STATED GOAL:
Find all the lines with "category" and gather them.

TASK DATA:
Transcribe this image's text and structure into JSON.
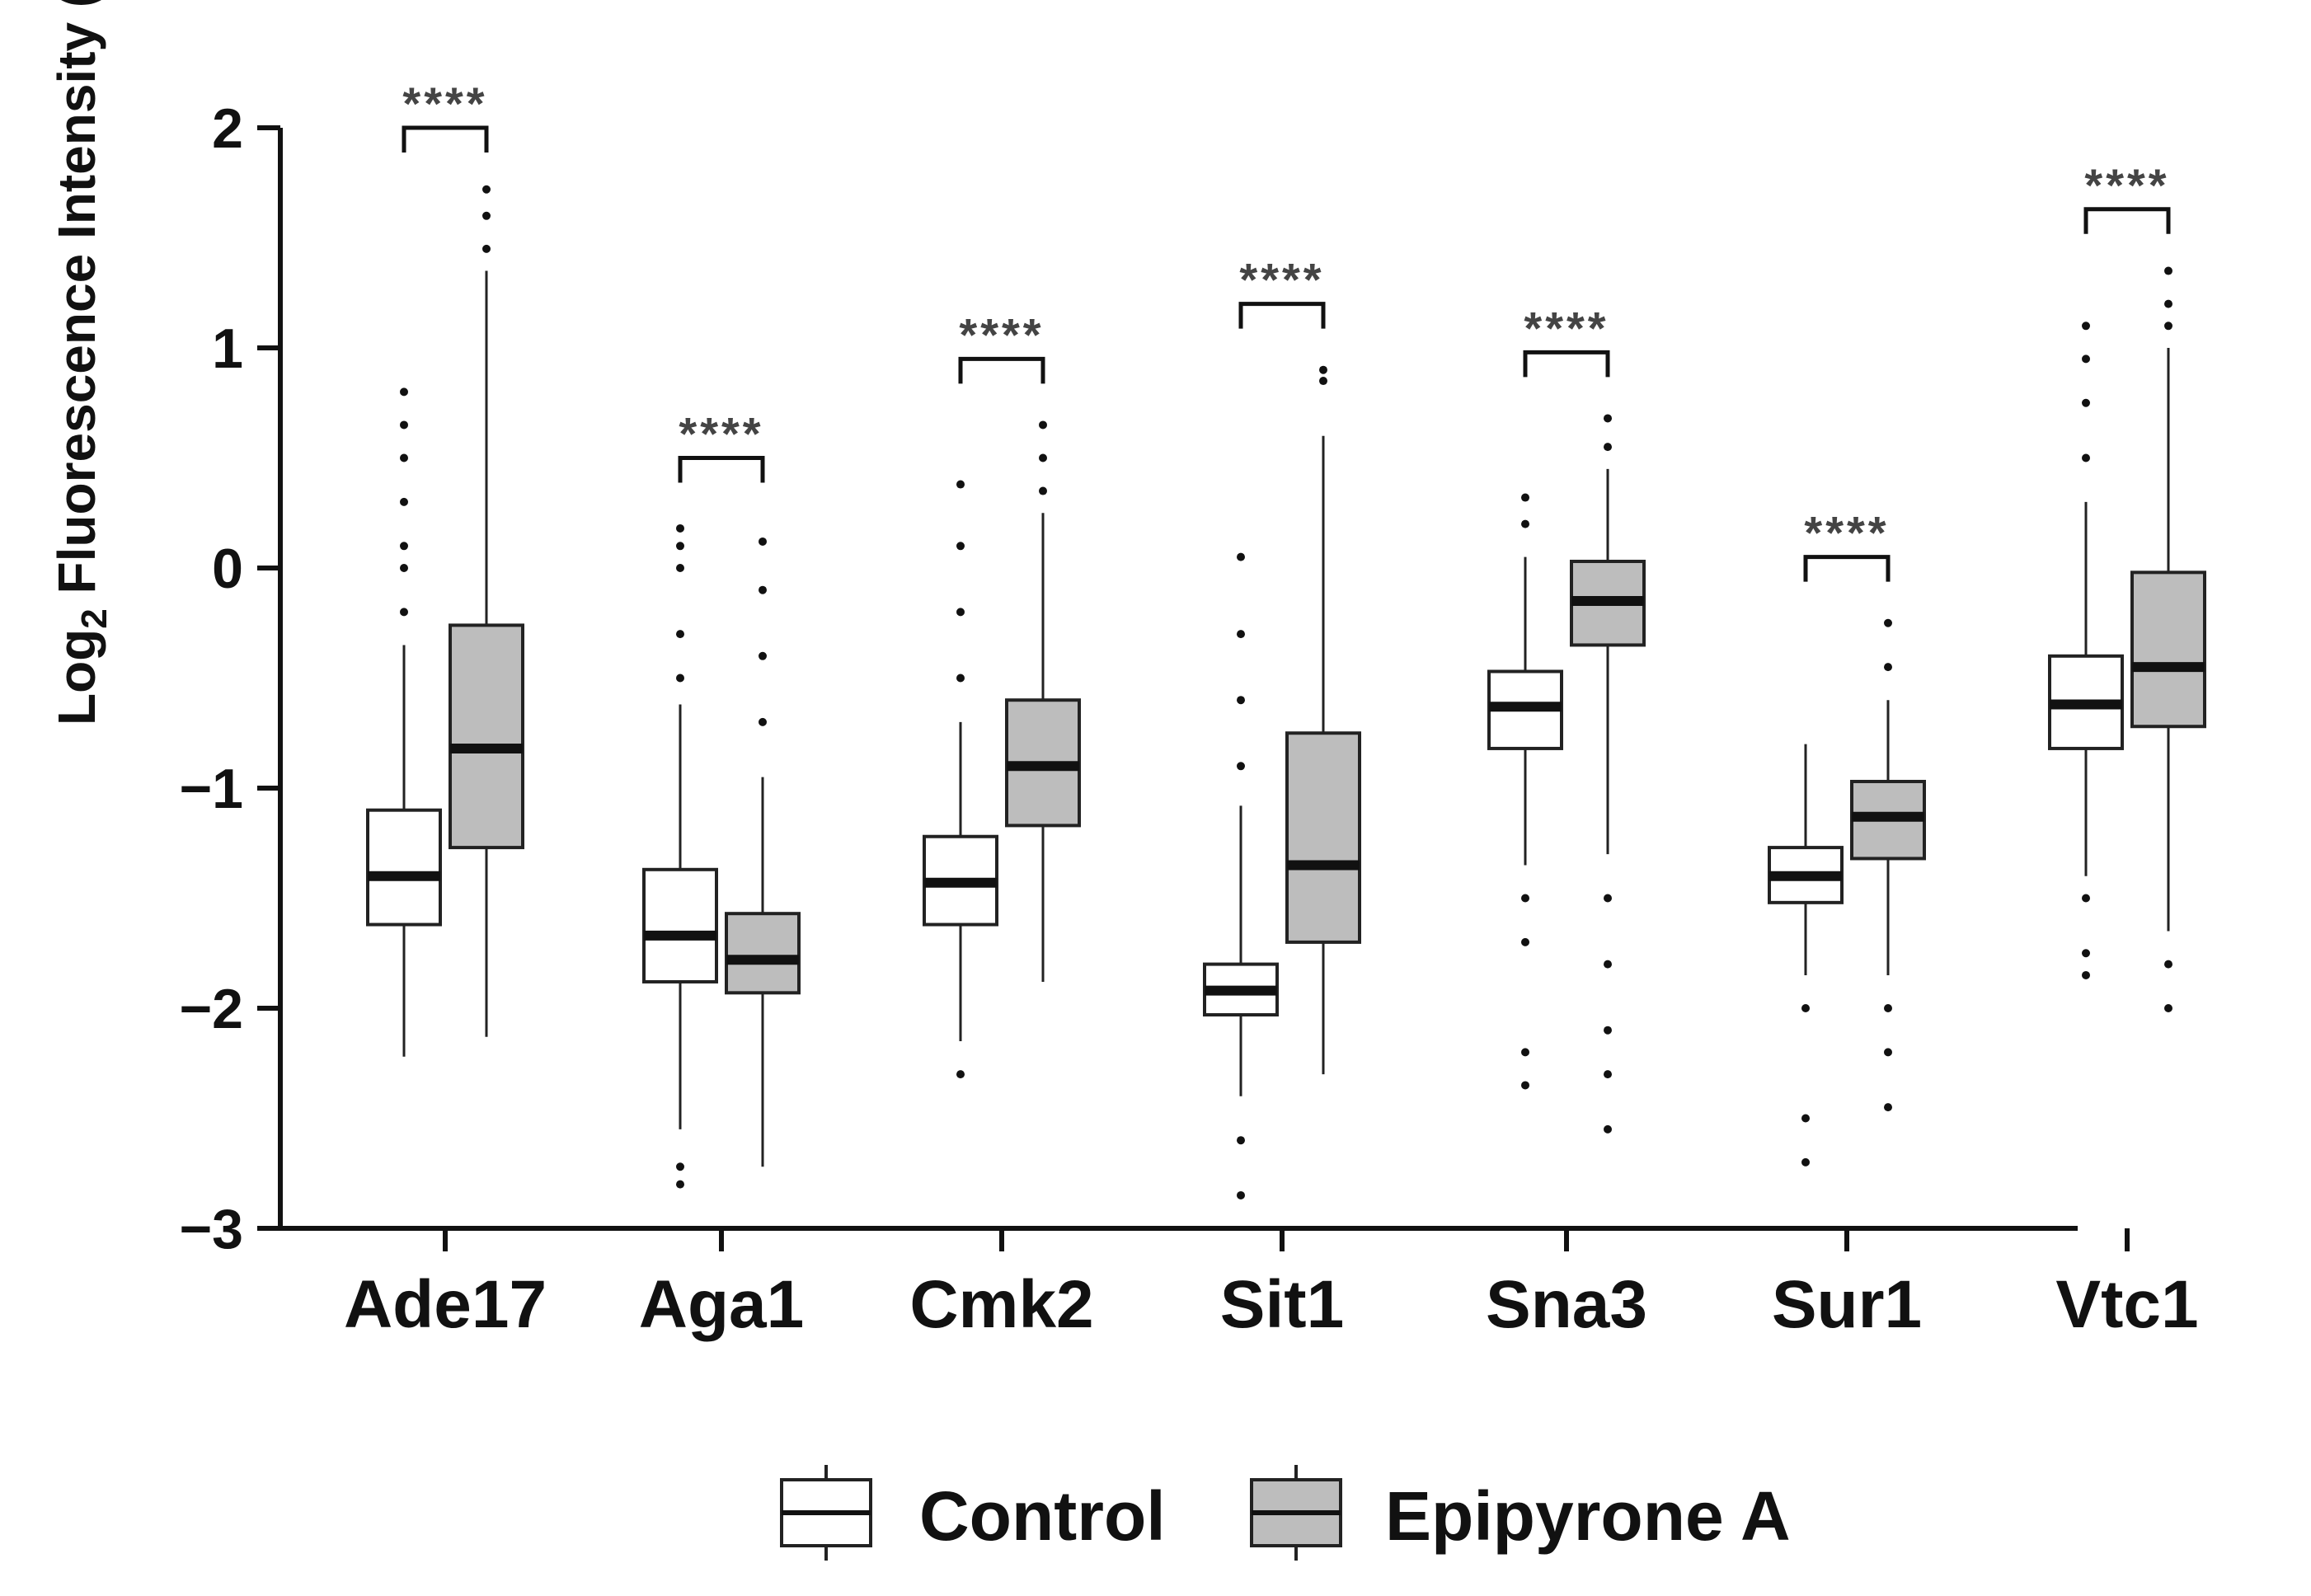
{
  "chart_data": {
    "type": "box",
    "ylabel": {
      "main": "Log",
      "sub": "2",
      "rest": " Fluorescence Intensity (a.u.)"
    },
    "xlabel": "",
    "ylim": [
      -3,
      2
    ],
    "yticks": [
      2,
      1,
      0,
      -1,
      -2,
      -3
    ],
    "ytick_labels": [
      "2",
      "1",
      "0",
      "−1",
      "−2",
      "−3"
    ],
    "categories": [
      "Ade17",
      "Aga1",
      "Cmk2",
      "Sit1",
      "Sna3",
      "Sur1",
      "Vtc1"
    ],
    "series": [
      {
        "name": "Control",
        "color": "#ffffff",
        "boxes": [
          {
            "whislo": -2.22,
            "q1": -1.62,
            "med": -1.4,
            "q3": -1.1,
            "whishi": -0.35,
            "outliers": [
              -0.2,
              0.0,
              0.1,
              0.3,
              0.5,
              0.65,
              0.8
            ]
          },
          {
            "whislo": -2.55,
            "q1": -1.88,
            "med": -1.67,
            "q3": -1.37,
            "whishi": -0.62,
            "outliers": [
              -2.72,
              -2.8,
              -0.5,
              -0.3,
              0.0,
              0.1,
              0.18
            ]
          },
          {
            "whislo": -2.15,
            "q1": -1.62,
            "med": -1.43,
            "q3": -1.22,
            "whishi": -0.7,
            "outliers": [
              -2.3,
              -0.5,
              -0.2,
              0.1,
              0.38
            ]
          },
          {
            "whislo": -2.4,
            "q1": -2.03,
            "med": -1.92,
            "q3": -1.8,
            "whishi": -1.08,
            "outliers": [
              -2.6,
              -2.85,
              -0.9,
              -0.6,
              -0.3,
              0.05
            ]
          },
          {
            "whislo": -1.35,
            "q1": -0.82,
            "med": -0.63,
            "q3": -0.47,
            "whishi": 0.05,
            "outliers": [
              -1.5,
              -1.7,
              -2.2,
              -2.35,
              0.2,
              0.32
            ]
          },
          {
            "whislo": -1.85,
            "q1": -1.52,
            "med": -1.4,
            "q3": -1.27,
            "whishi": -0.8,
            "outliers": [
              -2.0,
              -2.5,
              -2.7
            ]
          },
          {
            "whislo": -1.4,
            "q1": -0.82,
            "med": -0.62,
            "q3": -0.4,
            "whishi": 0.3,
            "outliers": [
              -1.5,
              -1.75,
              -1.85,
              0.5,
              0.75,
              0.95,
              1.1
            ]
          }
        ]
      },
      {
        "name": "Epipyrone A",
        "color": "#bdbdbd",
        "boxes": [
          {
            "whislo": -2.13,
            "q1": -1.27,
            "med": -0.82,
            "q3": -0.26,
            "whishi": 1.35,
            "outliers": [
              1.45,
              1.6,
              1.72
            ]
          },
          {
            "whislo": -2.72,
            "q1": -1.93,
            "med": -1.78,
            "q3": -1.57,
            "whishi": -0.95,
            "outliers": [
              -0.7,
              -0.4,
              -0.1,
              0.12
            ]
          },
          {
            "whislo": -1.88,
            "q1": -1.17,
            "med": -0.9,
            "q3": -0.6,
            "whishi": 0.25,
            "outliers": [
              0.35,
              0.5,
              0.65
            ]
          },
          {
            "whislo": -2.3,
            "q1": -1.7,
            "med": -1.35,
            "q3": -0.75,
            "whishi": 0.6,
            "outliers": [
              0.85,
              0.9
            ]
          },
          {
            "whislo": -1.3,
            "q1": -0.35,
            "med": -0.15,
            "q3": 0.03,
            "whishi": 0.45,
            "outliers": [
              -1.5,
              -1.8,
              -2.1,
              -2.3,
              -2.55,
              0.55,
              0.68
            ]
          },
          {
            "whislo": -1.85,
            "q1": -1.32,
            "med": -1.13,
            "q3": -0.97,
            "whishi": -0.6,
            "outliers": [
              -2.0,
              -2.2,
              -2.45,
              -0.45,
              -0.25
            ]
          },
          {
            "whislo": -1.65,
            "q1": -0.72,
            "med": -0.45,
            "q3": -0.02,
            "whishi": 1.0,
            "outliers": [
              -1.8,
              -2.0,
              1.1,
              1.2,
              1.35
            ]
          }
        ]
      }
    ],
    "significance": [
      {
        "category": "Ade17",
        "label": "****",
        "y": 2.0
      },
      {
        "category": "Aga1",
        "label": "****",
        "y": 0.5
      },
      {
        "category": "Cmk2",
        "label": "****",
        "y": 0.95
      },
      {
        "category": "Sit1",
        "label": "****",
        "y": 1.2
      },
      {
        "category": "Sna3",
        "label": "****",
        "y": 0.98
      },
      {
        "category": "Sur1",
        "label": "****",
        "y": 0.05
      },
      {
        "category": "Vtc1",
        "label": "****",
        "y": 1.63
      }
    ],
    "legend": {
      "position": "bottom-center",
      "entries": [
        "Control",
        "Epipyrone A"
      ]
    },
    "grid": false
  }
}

RESULT:
        "category": "Ade17",
        "category": "Aga1",
        "category": "Cmk2",
        "category": "Sit1",
        "category": "Sna3",
        "category": "Sur1",
        "category": "Vtc1",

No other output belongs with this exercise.